• Excerpted records

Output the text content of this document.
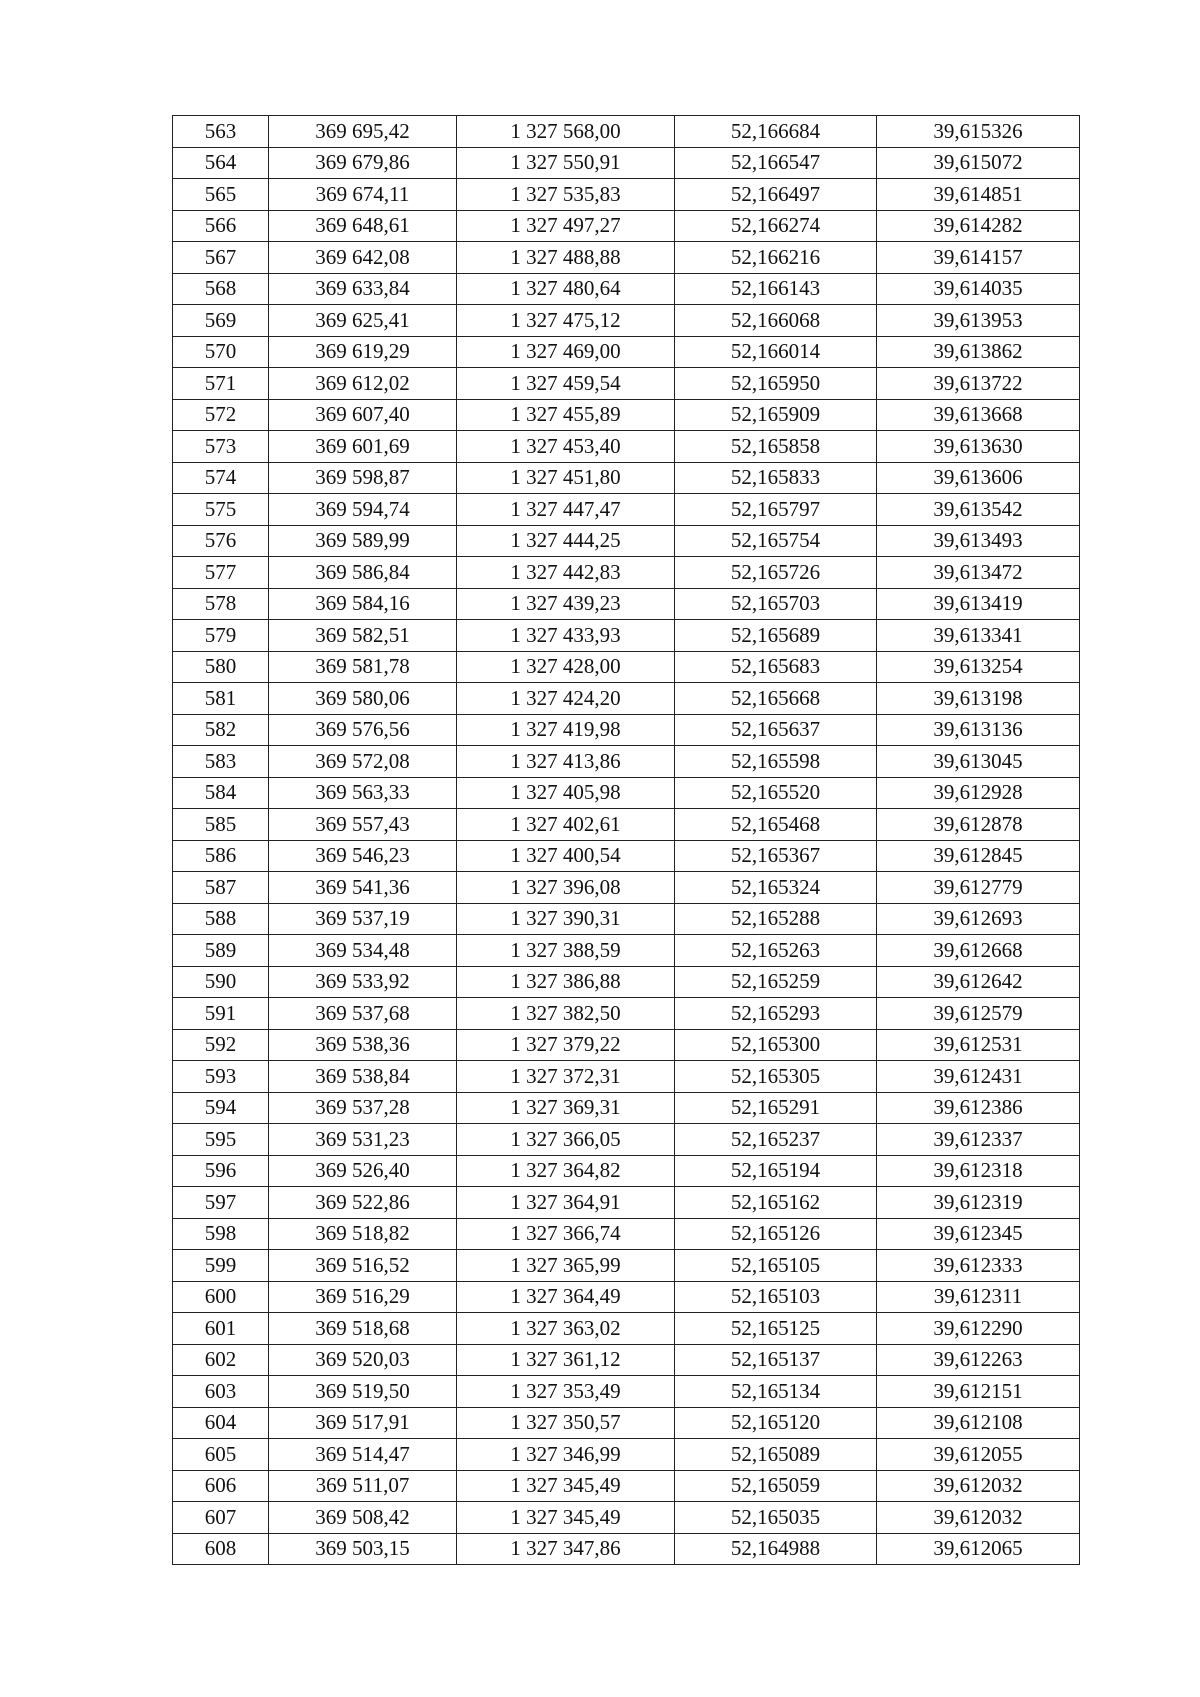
563	369 695,42	1 327 568,00	52,166684	39,615326
564	369 679,86	1 327 550,91	52,166547	39,615072
565	369 674,11	1 327 535,83	52,166497	39,614851
566	369 648,61	1 327 497,27	52,166274	39,614282
567	369 642,08	1 327 488,88	52,166216	39,614157
568	369 633,84	1 327 480,64	52,166143	39,614035
569	369 625,41	1 327 475,12	52,166068	39,613953
570	369 619,29	1 327 469,00	52,166014	39,613862
571	369 612,02	1 327 459,54	52,165950	39,613722
572	369 607,40	1 327 455,89	52,165909	39,613668
573	369 601,69	1 327 453,40	52,165858	39,613630
574	369 598,87	1 327 451,80	52,165833	39,613606
575	369 594,74	1 327 447,47	52,165797	39,613542
576	369 589,99	1 327 444,25	52,165754	39,613493
577	369 586,84	1 327 442,83	52,165726	39,613472
578	369 584,16	1 327 439,23	52,165703	39,613419
579	369 582,51	1 327 433,93	52,165689	39,613341
580	369 581,78	1 327 428,00	52,165683	39,613254
581	369 580,06	1 327 424,20	52,165668	39,613198
582	369 576,56	1 327 419,98	52,165637	39,613136
583	369 572,08	1 327 413,86	52,165598	39,613045
584	369 563,33	1 327 405,98	52,165520	39,612928
585	369 557,43	1 327 402,61	52,165468	39,612878
586	369 546,23	1 327 400,54	52,165367	39,612845
587	369 541,36	1 327 396,08	52,165324	39,612779
588	369 537,19	1 327 390,31	52,165288	39,612693
589	369 534,48	1 327 388,59	52,165263	39,612668
590	369 533,92	1 327 386,88	52,165259	39,612642
591	369 537,68	1 327 382,50	52,165293	39,612579
592	369 538,36	1 327 379,22	52,165300	39,612531
593	369 538,84	1 327 372,31	52,165305	39,612431
594	369 537,28	1 327 369,31	52,165291	39,612386
595	369 531,23	1 327 366,05	52,165237	39,612337
596	369 526,40	1 327 364,82	52,165194	39,612318
597	369 522,86	1 327 364,91	52,165162	39,612319
598	369 518,82	1 327 366,74	52,165126	39,612345
599	369 516,52	1 327 365,99	52,165105	39,612333
600	369 516,29	1 327 364,49	52,165103	39,612311
601	369 518,68	1 327 363,02	52,165125	39,612290
602	369 520,03	1 327 361,12	52,165137	39,612263
603	369 519,50	1 327 353,49	52,165134	39,612151
604	369 517,91	1 327 350,57	52,165120	39,612108
605	369 514,47	1 327 346,99	52,165089	39,612055
606	369 511,07	1 327 345,49	52,165059	39,612032
607	369 508,42	1 327 345,49	52,165035	39,612032
608	369 503,15	1 327 347,86	52,164988	39,612065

• Set exercise
The records above must be echoed exactly, minus their pictures.

• Final result
Output the text content of this document.
563	369 695,42	1 327 568,00	52,166684	39,615326
564	369 679,86	1 327 550,91	52,166547	39,615072
565	369 674,11	1 327 535,83	52,166497	39,614851
566	369 648,61	1 327 497,27	52,166274	39,614282
567	369 642,08	1 327 488,88	52,166216	39,614157
568	369 633,84	1 327 480,64	52,166143	39,614035
569	369 625,41	1 327 475,12	52,166068	39,613953
570	369 619,29	1 327 469,00	52,166014	39,613862
571	369 612,02	1 327 459,54	52,165950	39,613722
572	369 607,40	1 327 455,89	52,165909	39,613668
573	369 601,69	1 327 453,40	52,165858	39,613630
574	369 598,87	1 327 451,80	52,165833	39,613606
575	369 594,74	1 327 447,47	52,165797	39,613542
576	369 589,99	1 327 444,25	52,165754	39,613493
577	369 586,84	1 327 442,83	52,165726	39,613472
578	369 584,16	1 327 439,23	52,165703	39,613419
579	369 582,51	1 327 433,93	52,165689	39,613341
580	369 581,78	1 327 428,00	52,165683	39,613254
581	369 580,06	1 327 424,20	52,165668	39,613198
582	369 576,56	1 327 419,98	52,165637	39,613136
583	369 572,08	1 327 413,86	52,165598	39,613045
584	369 563,33	1 327 405,98	52,165520	39,612928
585	369 557,43	1 327 402,61	52,165468	39,612878
586	369 546,23	1 327 400,54	52,165367	39,612845
587	369 541,36	1 327 396,08	52,165324	39,612779
588	369 537,19	1 327 390,31	52,165288	39,612693
589	369 534,48	1 327 388,59	52,165263	39,612668
590	369 533,92	1 327 386,88	52,165259	39,612642
591	369 537,68	1 327 382,50	52,165293	39,612579
592	369 538,36	1 327 379,22	52,165300	39,612531
593	369 538,84	1 327 372,31	52,165305	39,612431
594	369 537,28	1 327 369,31	52,165291	39,612386
595	369 531,23	1 327 366,05	52,165237	39,612337
596	369 526,40	1 327 364,82	52,165194	39,612318
597	369 522,86	1 327 364,91	52,165162	39,612319
598	369 518,82	1 327 366,74	52,165126	39,612345
599	369 516,52	1 327 365,99	52,165105	39,612333
600	369 516,29	1 327 364,49	52,165103	39,612311
601	369 518,68	1 327 363,02	52,165125	39,612290
602	369 520,03	1 327 361,12	52,165137	39,612263
603	369 519,50	1 327 353,49	52,165134	39,612151
604	369 517,91	1 327 350,57	52,165120	39,612108
605	369 514,47	1 327 346,99	52,165089	39,612055
606	369 511,07	1 327 345,49	52,165059	39,612032
607	369 508,42	1 327 345,49	52,165035	39,612032
608	369 503,15	1 327 347,86	52,164988	39,612065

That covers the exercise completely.